**DIRECTION**. Print, exactly as given, each line of the data from the line containing "OCR this image." up to and including its last line.
## BEGIN GIVEN DATA
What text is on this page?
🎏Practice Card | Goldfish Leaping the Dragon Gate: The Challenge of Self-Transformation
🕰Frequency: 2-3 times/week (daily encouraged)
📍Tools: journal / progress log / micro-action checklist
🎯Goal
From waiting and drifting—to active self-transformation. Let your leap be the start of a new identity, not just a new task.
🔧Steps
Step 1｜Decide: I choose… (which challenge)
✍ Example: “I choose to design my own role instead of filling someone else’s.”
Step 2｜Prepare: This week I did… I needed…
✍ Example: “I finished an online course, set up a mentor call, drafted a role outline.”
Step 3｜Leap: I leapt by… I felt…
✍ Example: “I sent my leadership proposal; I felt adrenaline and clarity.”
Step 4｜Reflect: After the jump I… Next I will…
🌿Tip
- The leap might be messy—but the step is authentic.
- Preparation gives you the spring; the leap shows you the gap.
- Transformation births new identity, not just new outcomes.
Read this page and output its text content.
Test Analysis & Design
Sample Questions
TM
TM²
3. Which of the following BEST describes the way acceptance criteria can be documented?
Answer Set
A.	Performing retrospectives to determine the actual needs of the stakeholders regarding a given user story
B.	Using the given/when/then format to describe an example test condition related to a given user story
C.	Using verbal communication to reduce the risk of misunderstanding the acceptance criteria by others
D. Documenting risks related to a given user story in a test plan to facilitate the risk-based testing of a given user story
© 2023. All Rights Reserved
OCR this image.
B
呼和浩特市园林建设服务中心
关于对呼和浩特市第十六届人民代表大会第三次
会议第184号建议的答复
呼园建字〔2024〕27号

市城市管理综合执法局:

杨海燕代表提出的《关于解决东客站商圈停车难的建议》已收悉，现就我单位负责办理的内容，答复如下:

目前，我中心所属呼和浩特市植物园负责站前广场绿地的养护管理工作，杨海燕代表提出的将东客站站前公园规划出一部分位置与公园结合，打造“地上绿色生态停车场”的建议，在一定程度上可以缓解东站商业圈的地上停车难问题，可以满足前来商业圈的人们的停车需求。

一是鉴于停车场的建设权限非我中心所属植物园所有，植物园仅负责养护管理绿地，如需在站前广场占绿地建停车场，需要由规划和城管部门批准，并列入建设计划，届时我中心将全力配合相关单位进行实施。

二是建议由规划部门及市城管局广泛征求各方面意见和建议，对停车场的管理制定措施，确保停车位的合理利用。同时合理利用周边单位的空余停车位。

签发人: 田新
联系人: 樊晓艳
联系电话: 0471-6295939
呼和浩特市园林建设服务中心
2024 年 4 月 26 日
## END GIVEN DATA
**TASK ANSWER**.
OCR this image.
B
呼和浩特市园林建设服务中心
关于对呼和浩特市第十六届人民代表大会第三次
会议第184号建议的答复
呼园建字〔2024〕27号

市城市管理综合执法局:

杨海燕代表提出的《关于解决东客站商圈停车难的建议》已收悉，现就我单位负责办理的内容，答复如下:

目前，我中心所属呼和浩特市植物园负责站前广场绿地的养护管理工作，杨海燕代表提出的将东客站站前公园规划出一部分位置与公园结合，打造“地上绿色生态停车场”的建议，在一定程度上可以缓解东站商业圈的地上停车难问题，可以满足前来商业圈的人们的停车需求。

一是鉴于停车场的建设权限非我中心所属植物园所有，植物园仅负责养护管理绿地，如需在站前广场占绿地建停车场，需要由规划和城管部门批准，并列入建设计划，届时我中心将全力配合相关单位进行实施。

二是建议由规划部门及市城管局广泛征求各方面意见和建议，对停车场的管理制定措施，确保停车位的合理利用。同时合理利用周边单位的空余停车位。

签发人: 田新
联系人: 樊晓艳
联系电话: 0471-6295939
呼和浩特市园林建设服务中心
2024 年 4 月 26 日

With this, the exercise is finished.